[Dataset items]
──────────────────────────────

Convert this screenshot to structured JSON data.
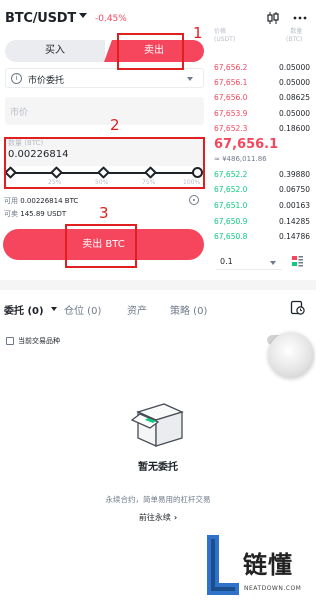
{
  "header": {
    "pair": "BTC/USDT",
    "change": "-0.45%"
  },
  "trade": {
    "buy_label": "买入",
    "sell_label": "卖出",
    "order_type": "市价委托",
    "order_type_info_icon": "info-icon",
    "price_placeholder": "市价",
    "qty_label": "数量 (BTC)",
    "qty_value": "0.00226814",
    "slider_marks": [
      "25%",
      "50%",
      "75%",
      "100%"
    ],
    "slider_level": 1.0,
    "available_label": "可用",
    "available_value": "0.00226814 BTC",
    "sellable_label": "可卖",
    "sellable_value": "145.89 USDT",
    "sell_button": "卖出 BTC"
  },
  "orderbook": {
    "price_header": "价格",
    "price_unit": "(USDT)",
    "qty_header": "数量",
    "qty_unit": "(BTC)",
    "asks": [
      {
        "price": "67,656.2",
        "qty": "0.05000"
      },
      {
        "price": "67,656.1",
        "qty": "0.05000"
      },
      {
        "price": "67,656.0",
        "qty": "0.08625"
      },
      {
        "price": "67,653.9",
        "qty": "0.05000"
      },
      {
        "price": "67,652.3",
        "qty": "0.18600"
      }
    ],
    "last_price": "67,656.1",
    "last_price_cny": "≈ ¥486,011.86",
    "bids": [
      {
        "price": "67,652.2",
        "qty": "0.39880"
      },
      {
        "price": "67,652.0",
        "qty": "0.06750"
      },
      {
        "price": "67,651.0",
        "qty": "0.00163"
      },
      {
        "price": "67,650.9",
        "qty": "0.14285"
      },
      {
        "price": "67,650.8",
        "qty": "0.14786"
      }
    ],
    "precision": "0.1"
  },
  "orders": {
    "tabs": [
      {
        "label": "委托 (0)"
      },
      {
        "label": "仓位 (0)"
      },
      {
        "label": "资产"
      },
      {
        "label": "策略 (0)"
      }
    ],
    "current_only_label": "当前交易品种",
    "empty_title": "暂无委托",
    "empty_sub": "永续合约，简单易用的杠杆交易",
    "empty_link": "前往永续"
  },
  "annotations": [
    "1",
    "2",
    "3"
  ],
  "watermark": {
    "brand_cn": "链懂",
    "brand_en": "NEATDOWN.COM"
  },
  "colors": {
    "sell": "#f6465d",
    "buy": "#0ecb81",
    "annotation": "#e02020"
  }
}
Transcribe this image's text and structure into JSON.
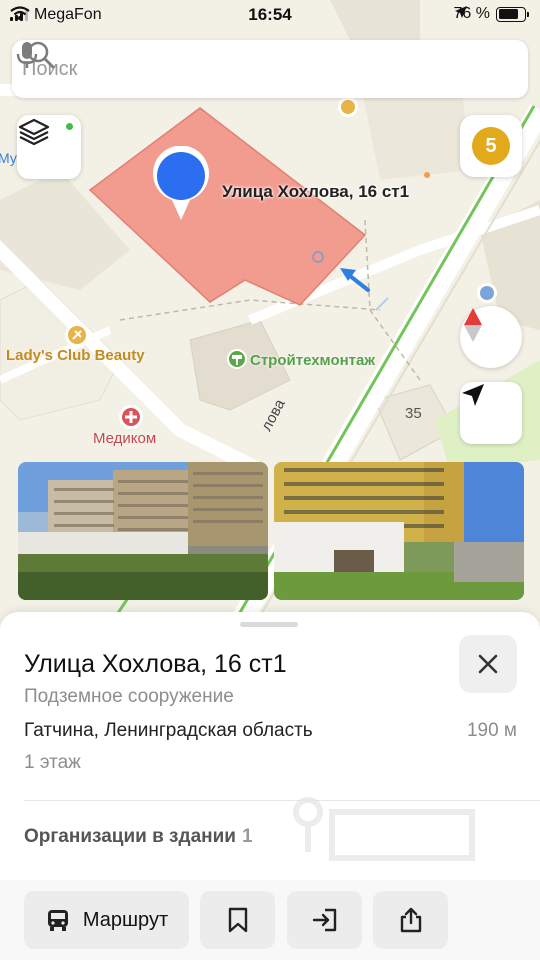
{
  "status_bar": {
    "carrier": "MegaFon",
    "time": "16:54",
    "battery_percent": "76 %",
    "battery_level": 0.76
  },
  "search": {
    "placeholder": "Поиск"
  },
  "map": {
    "badge_count": "5",
    "address_label": "Улица Хохлова, 16 ст1",
    "poi_ladys": "Lady's Club Beauty",
    "poi_stroy": "Стройтехмонтаж",
    "poi_medikom": "Медиком",
    "house_35": "35",
    "street_fragment": "лова",
    "edge_fragment": "Му",
    "colors": {
      "building": "#f29b8f",
      "pin": "#2b6ef0",
      "road_green": "#73c45a"
    }
  },
  "card": {
    "title": "Улица Хохлова, 16 ст1",
    "subtitle": "Подземное сооружение",
    "city": "Гатчина, Ленинградская область",
    "distance": "190 м",
    "floors": "1 этаж",
    "orgs_label": "Организации в здании",
    "orgs_count": "1"
  },
  "toolbar": {
    "route_label": "Маршрут",
    "icons": [
      "bus-icon",
      "bookmark-icon",
      "enter-icon",
      "share-icon"
    ]
  }
}
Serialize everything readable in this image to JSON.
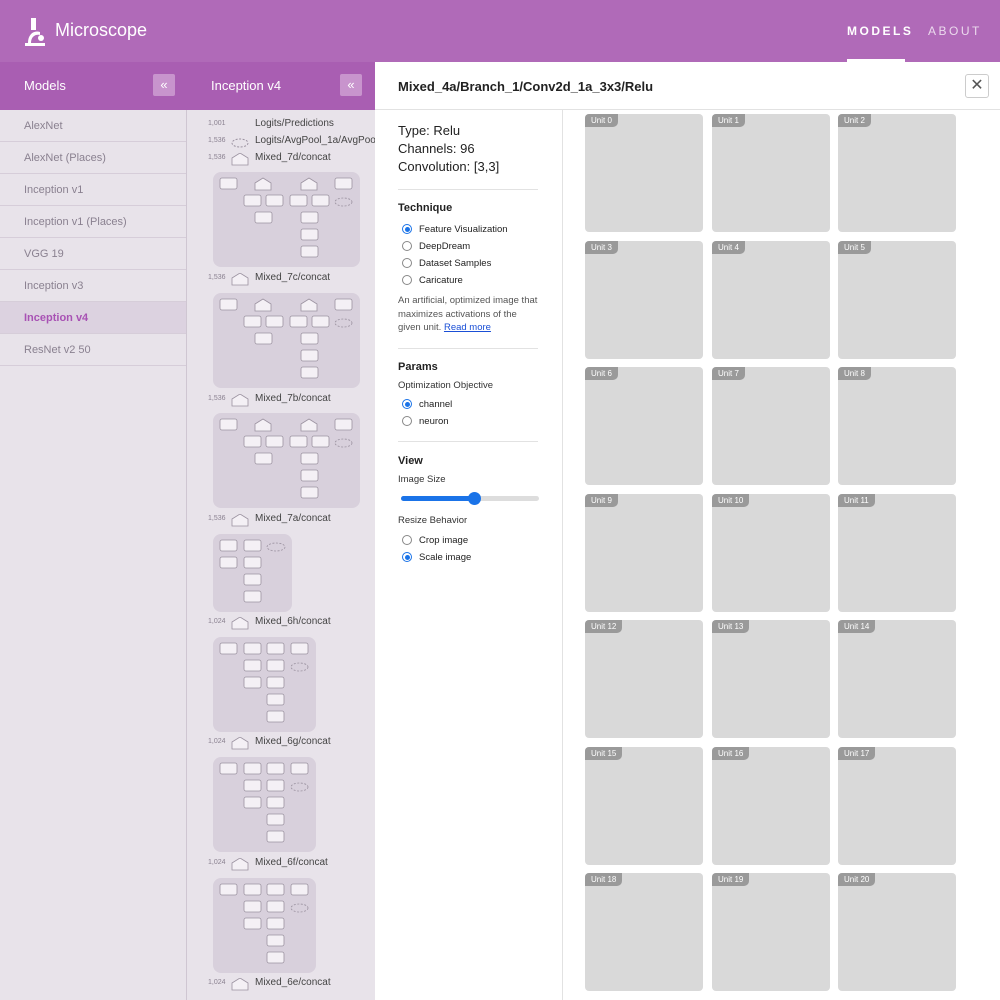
{
  "app": {
    "name": "Microscope"
  },
  "nav": {
    "models": "MODELS",
    "about": "ABOUT"
  },
  "models_panel": {
    "title": "Models",
    "collapse": "«",
    "items": [
      "AlexNet",
      "AlexNet (Places)",
      "Inception v1",
      "Inception v1 (Places)",
      "VGG 19",
      "Inception v3",
      "Inception v4",
      "ResNet v2 50"
    ],
    "active": "Inception v4"
  },
  "graph_panel": {
    "title": "Inception v4",
    "collapse": "«",
    "nodes": [
      {
        "count": "1,001",
        "label": "Logits/Predictions"
      },
      {
        "count": "1,536",
        "label": "Logits/AvgPool_1a/AvgPool"
      },
      {
        "count": "1,536",
        "label": "Mixed_7d/concat"
      },
      {
        "count": "1,536",
        "label": "Mixed_7c/concat"
      },
      {
        "count": "1,536",
        "label": "Mixed_7b/concat"
      },
      {
        "count": "1,536",
        "label": "Mixed_7a/concat"
      },
      {
        "count": "1,024",
        "label": "Mixed_6h/concat"
      },
      {
        "count": "1,024",
        "label": "Mixed_6g/concat"
      },
      {
        "count": "1,024",
        "label": "Mixed_6f/concat"
      },
      {
        "count": "1,024",
        "label": "Mixed_6e/concat"
      }
    ],
    "block_ops": {
      "mixed_7": [
        [
          "1,1",
          "1,3",
          "3,1",
          "1,1"
        ],
        [
          "1,3",
          "3,1",
          "1,3",
          "3,1",
          "1,1"
        ]
      ],
      "mixed_7a": [
        "3,3",
        "3,3",
        "1,1",
        "7,1",
        "1,7",
        "1,1"
      ],
      "mixed_6": [
        "1,1",
        "7,1",
        "1,7",
        "1,1",
        "1,7",
        "7,1",
        "1,1",
        "1,7",
        "7,1",
        "1,1"
      ]
    }
  },
  "detail": {
    "title": "Mixed_4a/Branch_1/Conv2d_1a_3x3/Relu",
    "close": "✕",
    "type": "Type: Relu",
    "channels": "Channels: 96",
    "convolution": "Convolution: [3,3]",
    "technique": {
      "title": "Technique",
      "options": [
        "Feature Visualization",
        "DeepDream",
        "Dataset Samples",
        "Caricature"
      ],
      "selected": "Feature Visualization",
      "description": "An artificial, optimized image that maximizes activations of the given unit.",
      "read_more": "Read more"
    },
    "params": {
      "title": "Params",
      "objective_label": "Optimization Objective",
      "options": [
        "channel",
        "neuron"
      ],
      "selected": "channel"
    },
    "view": {
      "title": "View",
      "image_size_label": "Image Size",
      "image_size_value": 0.53,
      "resize_label": "Resize Behavior",
      "resize_options": [
        "Crop image",
        "Scale image"
      ],
      "resize_selected": "Scale image"
    },
    "units": [
      "Unit 0",
      "Unit 1",
      "Unit 2",
      "Unit 3",
      "Unit 4",
      "Unit 5",
      "Unit 6",
      "Unit 7",
      "Unit 8",
      "Unit 9",
      "Unit 10",
      "Unit 11",
      "Unit 12",
      "Unit 13",
      "Unit 14",
      "Unit 15",
      "Unit 16",
      "Unit 17",
      "Unit 18",
      "Unit 19",
      "Unit 20"
    ]
  },
  "colors": {
    "brand": "#b06ab8",
    "header": "#a95eb2",
    "accent": "#1a73e8"
  },
  "icons": {
    "logo": "microscope-icon",
    "collapse": "double-chevron-left-icon",
    "close": "close-icon"
  }
}
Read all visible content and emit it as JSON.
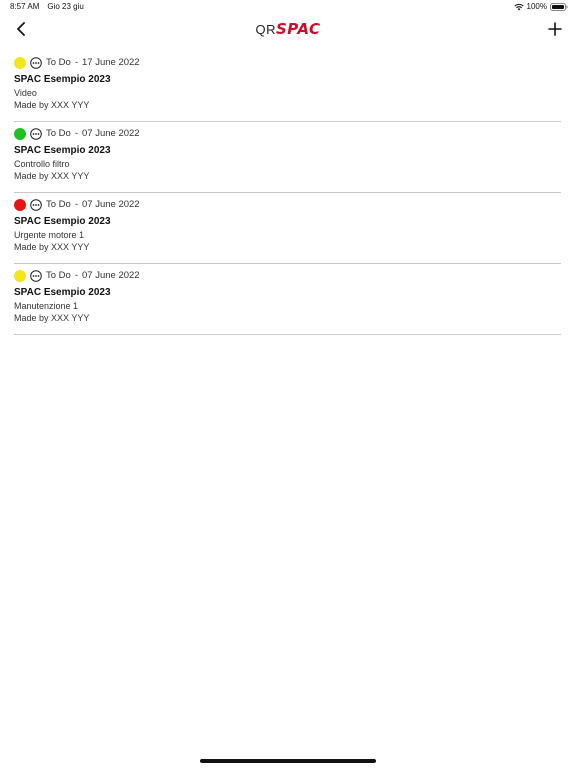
{
  "status_bar": {
    "time": "8:57 AM",
    "date": "Gio 23 giu",
    "battery": "100%"
  },
  "nav": {
    "logo_prefix": "QR",
    "logo_brand": "SPAC",
    "brand_color": "#c8102e",
    "back_icon": "chevron-left-icon",
    "add_icon": "plus-icon"
  },
  "tasks": [
    {
      "status_color": "#f5e61b",
      "status": "To Do",
      "separator": "-",
      "date": "17 June 2022",
      "title": "SPAC Esempio 2023",
      "subtitle": "Video",
      "author": "Made by XXX YYY"
    },
    {
      "status_color": "#1fc21f",
      "status": "To Do",
      "separator": "-",
      "date": "07 June 2022",
      "title": "SPAC Esempio 2023",
      "subtitle": "Controllo filtro",
      "author": "Made by XXX YYY"
    },
    {
      "status_color": "#e81414",
      "status": "To Do",
      "separator": "-",
      "date": "07 June 2022",
      "title": "SPAC Esempio 2023",
      "subtitle": "Urgente motore 1",
      "author": "Made by XXX YYY"
    },
    {
      "status_color": "#f5e61b",
      "status": "To Do",
      "separator": "-",
      "date": "07 June 2022",
      "title": "SPAC Esempio 2023",
      "subtitle": "Manutenzione 1",
      "author": "Made by XXX YYY"
    }
  ]
}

──────────────────────────────

◆ Given task: Extract all lines containing the word "Places".

◆ Output:
      "AlexNet (Places)",
      "Inception v1 (Places)",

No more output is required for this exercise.